Data records
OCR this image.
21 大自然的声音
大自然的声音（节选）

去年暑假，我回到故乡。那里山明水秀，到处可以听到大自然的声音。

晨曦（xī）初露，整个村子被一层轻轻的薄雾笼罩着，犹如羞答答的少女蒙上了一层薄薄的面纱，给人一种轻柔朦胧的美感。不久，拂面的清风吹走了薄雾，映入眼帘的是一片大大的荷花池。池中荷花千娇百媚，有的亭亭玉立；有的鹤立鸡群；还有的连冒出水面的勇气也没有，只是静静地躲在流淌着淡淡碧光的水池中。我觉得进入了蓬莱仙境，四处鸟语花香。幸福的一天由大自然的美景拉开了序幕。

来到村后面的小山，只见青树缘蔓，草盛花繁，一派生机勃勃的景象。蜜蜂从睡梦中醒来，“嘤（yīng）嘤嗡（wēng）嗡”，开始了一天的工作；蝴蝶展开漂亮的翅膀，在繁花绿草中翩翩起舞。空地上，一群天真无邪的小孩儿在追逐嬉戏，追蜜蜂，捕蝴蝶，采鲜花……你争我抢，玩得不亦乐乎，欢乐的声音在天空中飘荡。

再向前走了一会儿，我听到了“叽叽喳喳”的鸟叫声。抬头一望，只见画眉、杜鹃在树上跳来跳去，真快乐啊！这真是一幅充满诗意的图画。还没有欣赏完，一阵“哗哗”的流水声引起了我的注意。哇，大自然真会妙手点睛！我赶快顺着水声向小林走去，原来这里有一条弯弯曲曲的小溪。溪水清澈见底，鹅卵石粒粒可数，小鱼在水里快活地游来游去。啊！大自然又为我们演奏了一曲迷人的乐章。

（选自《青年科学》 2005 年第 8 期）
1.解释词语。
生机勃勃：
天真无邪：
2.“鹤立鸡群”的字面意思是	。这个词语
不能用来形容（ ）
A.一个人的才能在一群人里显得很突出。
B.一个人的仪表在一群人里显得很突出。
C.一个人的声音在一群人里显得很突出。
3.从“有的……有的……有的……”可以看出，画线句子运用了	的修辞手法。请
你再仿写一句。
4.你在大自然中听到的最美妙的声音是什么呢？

(WHAT TO PRODUCE):
Retype the entries exactly, including every line.

(TASK RESULT):
OCR this image.
21 大自然的声音
大自然的声音（节选）

去年暑假，我回到故乡。那里山明水秀，到处可以听到大自然的声音。

晨曦（xī）初露，整个村子被一层轻轻的薄雾笼罩着，犹如羞答答的少女蒙上了一层薄薄的面纱，给人一种轻柔朦胧的美感。不久，拂面的清风吹走了薄雾，映入眼帘的是一片大大的荷花池。池中荷花千娇百媚，有的亭亭玉立；有的鹤立鸡群；还有的连冒出水面的勇气也没有，只是静静地躲在流淌着淡淡碧光的水池中。我觉得进入了蓬莱仙境，四处鸟语花香。幸福的一天由大自然的美景拉开了序幕。

来到村后面的小山，只见青树缘蔓，草盛花繁，一派生机勃勃的景象。蜜蜂从睡梦中醒来，“嘤（yīng）嘤嗡（wēng）嗡”，开始了一天的工作；蝴蝶展开漂亮的翅膀，在繁花绿草中翩翩起舞。空地上，一群天真无邪的小孩儿在追逐嬉戏，追蜜蜂，捕蝴蝶，采鲜花……你争我抢，玩得不亦乐乎，欢乐的声音在天空中飘荡。

再向前走了一会儿，我听到了“叽叽喳喳”的鸟叫声。抬头一望，只见画眉、杜鹃在树上跳来跳去，真快乐啊！这真是一幅充满诗意的图画。还没有欣赏完，一阵“哗哗”的流水声引起了我的注意。哇，大自然真会妙手点睛！我赶快顺着水声向小林走去，原来这里有一条弯弯曲曲的小溪。溪水清澈见底，鹅卵石粒粒可数，小鱼在水里快活地游来游去。啊！大自然又为我们演奏了一曲迷人的乐章。

（选自《青年科学》 2005 年第 8 期）
1.解释词语。
生机勃勃：
天真无邪：
2.“鹤立鸡群”的字面意思是	。这个词语
不能用来形容（ ）
A.一个人的才能在一群人里显得很突出。
B.一个人的仪表在一群人里显得很突出。
C.一个人的声音在一群人里显得很突出。
3.从“有的……有的……有的……”可以看出，画线句子运用了	的修辞手法。请
你再仿写一句。
4.你在大自然中听到的最美妙的声音是什么呢？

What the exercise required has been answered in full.